■ **Exercise description**:
Every line of the material is to be quoted verbatim, minus the pictures.

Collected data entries
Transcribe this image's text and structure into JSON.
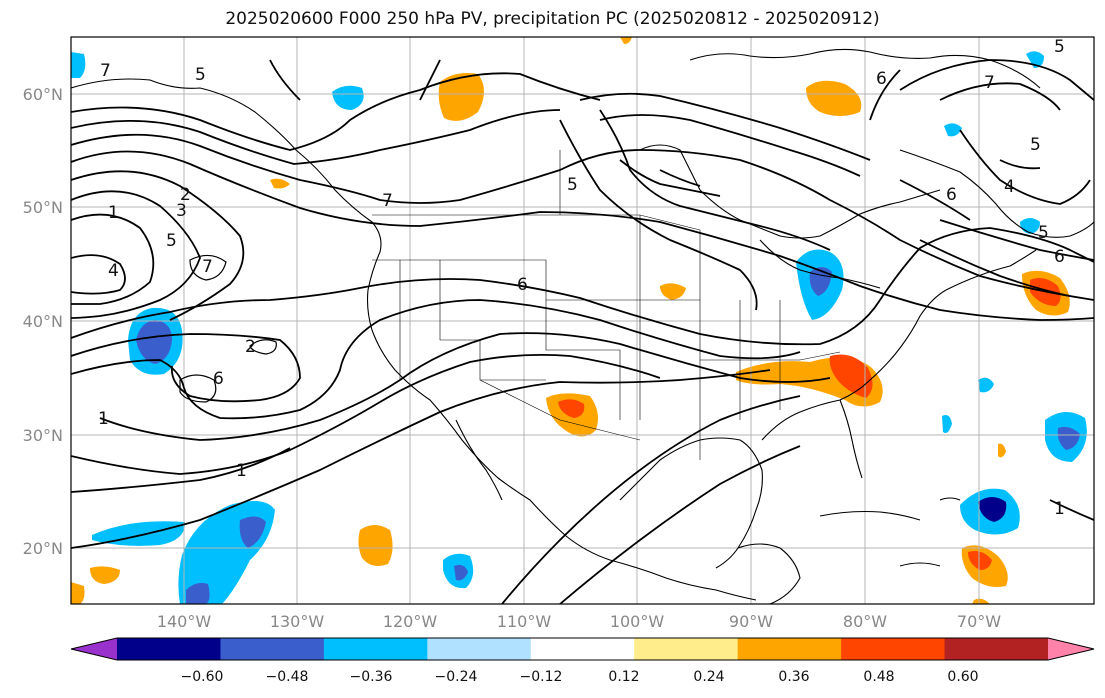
{
  "title": "2025020600 F000 250 hPa PV, precipitation PC (2025020812 - 2025020912)",
  "lat_labels": [
    "60°N",
    "50°N",
    "40°N",
    "30°N",
    "20°N"
  ],
  "lon_labels": [
    "140°W",
    "130°W",
    "120°W",
    "110°W",
    "100°W",
    "90°W",
    "80°W",
    "70°W"
  ],
  "pv_labels": [
    "7",
    "5",
    "1",
    "2",
    "3",
    "5",
    "4",
    "7",
    "7",
    "6",
    "2",
    "6",
    "1",
    "1",
    "5",
    "6",
    "5",
    "6",
    "4",
    "5",
    "6",
    "5",
    "1",
    "7"
  ],
  "colorbar": {
    "ticks": [
      "−0.60",
      "−0.48",
      "−0.36",
      "−0.24",
      "−0.12",
      "0.12",
      "0.24",
      "0.36",
      "0.48",
      "0.60"
    ],
    "colors": [
      "#9932cc",
      "#00008b",
      "#3a5fcd",
      "#00bfff",
      "#b0e2ff",
      "#ffffff",
      "#ffec8b",
      "#ffa500",
      "#ff4500",
      "#b22222",
      "#ff82ab"
    ]
  }
}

■ **Response to the exercise**:
Transcribe this image's text and structure into JSON.
{
  "title": "2025020600 F000 250 hPa PV, precipitation PC (2025020812 - 2025020912)",
  "lat_labels": [
    "60°N",
    "50°N",
    "40°N",
    "30°N",
    "20°N"
  ],
  "lon_labels": [
    "140°W",
    "130°W",
    "120°W",
    "110°W",
    "100°W",
    "90°W",
    "80°W",
    "70°W"
  ],
  "pv_labels": [
    "7",
    "5",
    "1",
    "2",
    "3",
    "5",
    "4",
    "7",
    "7",
    "6",
    "2",
    "6",
    "1",
    "1",
    "5",
    "6",
    "5",
    "6",
    "4",
    "5",
    "6",
    "5",
    "1",
    "7"
  ],
  "colorbar": {
    "ticks": [
      "−0.60",
      "−0.48",
      "−0.36",
      "−0.24",
      "−0.12",
      "0.12",
      "0.24",
      "0.36",
      "0.48",
      "0.60"
    ],
    "colors": [
      "#9932cc",
      "#00008b",
      "#3a5fcd",
      "#00bfff",
      "#b0e2ff",
      "#ffffff",
      "#ffec8b",
      "#ffa500",
      "#ff4500",
      "#b22222",
      "#ff82ab"
    ]
  }
}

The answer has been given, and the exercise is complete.